*Instructions to follow*
Extract every record, keeping each one exactly as it is.

(begin)

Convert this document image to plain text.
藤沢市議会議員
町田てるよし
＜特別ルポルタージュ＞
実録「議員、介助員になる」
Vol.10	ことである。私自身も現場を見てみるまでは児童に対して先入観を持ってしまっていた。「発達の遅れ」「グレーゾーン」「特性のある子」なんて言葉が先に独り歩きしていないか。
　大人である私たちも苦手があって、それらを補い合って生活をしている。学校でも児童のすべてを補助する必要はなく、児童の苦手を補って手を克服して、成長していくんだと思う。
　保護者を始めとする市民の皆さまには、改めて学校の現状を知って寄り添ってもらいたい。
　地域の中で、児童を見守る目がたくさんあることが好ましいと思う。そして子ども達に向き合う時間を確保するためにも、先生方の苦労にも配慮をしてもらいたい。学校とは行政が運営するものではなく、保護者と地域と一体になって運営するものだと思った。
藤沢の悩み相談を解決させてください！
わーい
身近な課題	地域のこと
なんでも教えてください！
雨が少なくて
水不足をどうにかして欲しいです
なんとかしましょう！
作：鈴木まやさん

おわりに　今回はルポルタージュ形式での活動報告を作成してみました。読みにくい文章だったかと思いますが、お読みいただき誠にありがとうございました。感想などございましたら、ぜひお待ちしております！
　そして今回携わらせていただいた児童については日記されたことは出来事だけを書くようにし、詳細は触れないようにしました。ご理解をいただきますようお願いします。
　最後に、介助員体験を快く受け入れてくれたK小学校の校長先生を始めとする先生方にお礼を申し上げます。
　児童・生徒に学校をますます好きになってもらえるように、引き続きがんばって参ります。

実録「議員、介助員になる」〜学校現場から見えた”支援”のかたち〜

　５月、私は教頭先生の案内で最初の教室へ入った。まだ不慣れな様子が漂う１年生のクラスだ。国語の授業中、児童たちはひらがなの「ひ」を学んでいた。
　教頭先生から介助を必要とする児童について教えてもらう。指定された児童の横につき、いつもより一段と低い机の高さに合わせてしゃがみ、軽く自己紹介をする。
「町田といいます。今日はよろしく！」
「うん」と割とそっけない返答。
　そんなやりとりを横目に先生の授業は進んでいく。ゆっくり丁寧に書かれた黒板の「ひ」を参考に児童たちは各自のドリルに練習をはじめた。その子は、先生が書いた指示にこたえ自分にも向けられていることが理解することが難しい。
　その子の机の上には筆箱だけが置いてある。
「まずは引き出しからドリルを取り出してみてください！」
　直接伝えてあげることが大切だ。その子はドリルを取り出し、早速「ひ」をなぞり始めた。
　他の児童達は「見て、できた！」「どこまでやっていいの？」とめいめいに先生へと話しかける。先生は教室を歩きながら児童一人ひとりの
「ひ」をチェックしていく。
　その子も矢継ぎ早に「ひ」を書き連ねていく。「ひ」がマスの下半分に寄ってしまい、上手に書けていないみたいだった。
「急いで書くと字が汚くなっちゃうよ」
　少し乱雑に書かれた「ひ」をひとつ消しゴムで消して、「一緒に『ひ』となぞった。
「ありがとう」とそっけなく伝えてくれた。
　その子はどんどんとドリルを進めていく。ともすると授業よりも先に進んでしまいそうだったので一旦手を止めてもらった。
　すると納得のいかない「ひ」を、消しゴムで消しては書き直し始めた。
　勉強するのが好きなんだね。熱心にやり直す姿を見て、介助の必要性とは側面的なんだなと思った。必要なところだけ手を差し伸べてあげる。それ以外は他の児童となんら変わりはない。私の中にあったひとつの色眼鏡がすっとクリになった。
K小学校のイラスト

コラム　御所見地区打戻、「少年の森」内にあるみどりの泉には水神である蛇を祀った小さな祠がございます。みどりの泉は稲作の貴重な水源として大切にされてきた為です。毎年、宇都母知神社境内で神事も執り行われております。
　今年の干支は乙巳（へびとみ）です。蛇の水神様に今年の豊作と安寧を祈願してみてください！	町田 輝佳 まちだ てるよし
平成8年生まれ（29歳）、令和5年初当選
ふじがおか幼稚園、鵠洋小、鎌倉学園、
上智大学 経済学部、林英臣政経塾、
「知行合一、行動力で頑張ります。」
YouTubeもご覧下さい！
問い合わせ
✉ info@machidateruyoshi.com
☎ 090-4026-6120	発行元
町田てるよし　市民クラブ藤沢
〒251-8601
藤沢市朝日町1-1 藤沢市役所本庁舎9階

(end)

*Task response*
Convert this document image to plain text.
藤沢市議会議員
町田てるよし
＜特別ルポルタージュ＞
実録「議員、介助員になる」
Vol.10	ことである。私自身も現場を見てみるまでは児童に対して先入観を持ってしまっていた。「発達の遅れ」「グレーゾーン」「特性のある子」なんて言葉が先に独り歩きしていないか。
　大人である私たちも苦手があって、それらを補い合って生活をしている。学校でも児童のすべてを補助する必要はなく、児童の苦手を補って手を克服して、成長していくんだと思う。
　保護者を始めとする市民の皆さまには、改めて学校の現状を知って寄り添ってもらいたい。
　地域の中で、児童を見守る目がたくさんあることが好ましいと思う。そして子ども達に向き合う時間を確保するためにも、先生方の苦労にも配慮をしてもらいたい。学校とは行政が運営するものではなく、保護者と地域と一体になって運営するものだと思った。
藤沢の悩み相談を解決させてください！
わーい
身近な課題	地域のこと
なんでも教えてください！
雨が少なくて
水不足をどうにかして欲しいです
なんとかしましょう！
作：鈴木まやさん

おわりに　今回はルポルタージュ形式での活動報告を作成してみました。読みにくい文章だったかと思いますが、お読みいただき誠にありがとうございました。感想などございましたら、ぜひお待ちしております！
　そして今回携わらせていただいた児童については日記されたことは出来事だけを書くようにし、詳細は触れないようにしました。ご理解をいただきますようお願いします。
　最後に、介助員体験を快く受け入れてくれたK小学校の校長先生を始めとする先生方にお礼を申し上げます。
　児童・生徒に学校をますます好きになってもらえるように、引き続きがんばって参ります。

実録「議員、介助員になる」〜学校現場から見えた”支援”のかたち〜

　５月、私は教頭先生の案内で最初の教室へ入った。まだ不慣れな様子が漂う１年生のクラスだ。国語の授業中、児童たちはひらがなの「ひ」を学んでいた。
　教頭先生から介助を必要とする児童について教えてもらう。指定された児童の横につき、いつもより一段と低い机の高さに合わせてしゃがみ、軽く自己紹介をする。
「町田といいます。今日はよろしく！」
「うん」と割とそっけない返答。
　そんなやりとりを横目に先生の授業は進んでいく。ゆっくり丁寧に書かれた黒板の「ひ」を参考に児童たちは各自のドリルに練習をはじめた。その子は、先生が書いた指示にこたえ自分にも向けられていることが理解することが難しい。
　その子の机の上には筆箱だけが置いてある。
「まずは引き出しからドリルを取り出してみてください！」
　直接伝えてあげることが大切だ。その子はドリルを取り出し、早速「ひ」をなぞり始めた。
　他の児童達は「見て、できた！」「どこまでやっていいの？」とめいめいに先生へと話しかける。先生は教室を歩きながら児童一人ひとりの
「ひ」をチェックしていく。
　その子も矢継ぎ早に「ひ」を書き連ねていく。「ひ」がマスの下半分に寄ってしまい、上手に書けていないみたいだった。
「急いで書くと字が汚くなっちゃうよ」
　少し乱雑に書かれた「ひ」をひとつ消しゴムで消して、「一緒に『ひ』となぞった。
「ありがとう」とそっけなく伝えてくれた。
　その子はどんどんとドリルを進めていく。ともすると授業よりも先に進んでしまいそうだったので一旦手を止めてもらった。
　すると納得のいかない「ひ」を、消しゴムで消しては書き直し始めた。
　勉強するのが好きなんだね。熱心にやり直す姿を見て、介助の必要性とは側面的なんだなと思った。必要なところだけ手を差し伸べてあげる。それ以外は他の児童となんら変わりはない。私の中にあったひとつの色眼鏡がすっとクリになった。
K小学校のイラスト

コラム　御所見地区打戻、「少年の森」内にあるみどりの泉には水神である蛇を祀った小さな祠がございます。みどりの泉は稲作の貴重な水源として大切にされてきた為です。毎年、宇都母知神社境内で神事も執り行われております。
　今年の干支は乙巳（へびとみ）です。蛇の水神様に今年の豊作と安寧を祈願してみてください！	町田 輝佳 まちだ てるよし
平成8年生まれ（29歳）、令和5年初当選
ふじがおか幼稚園、鵠洋小、鎌倉学園、
上智大学 経済学部、林英臣政経塾、
「知行合一、行動力で頑張ります。」
YouTubeもご覧下さい！
問い合わせ
✉ info@machidateruyoshi.com
☎ 090-4026-6120	発行元
町田てるよし　市民クラブ藤沢
〒251-8601
藤沢市朝日町1-1 藤沢市役所本庁舎9階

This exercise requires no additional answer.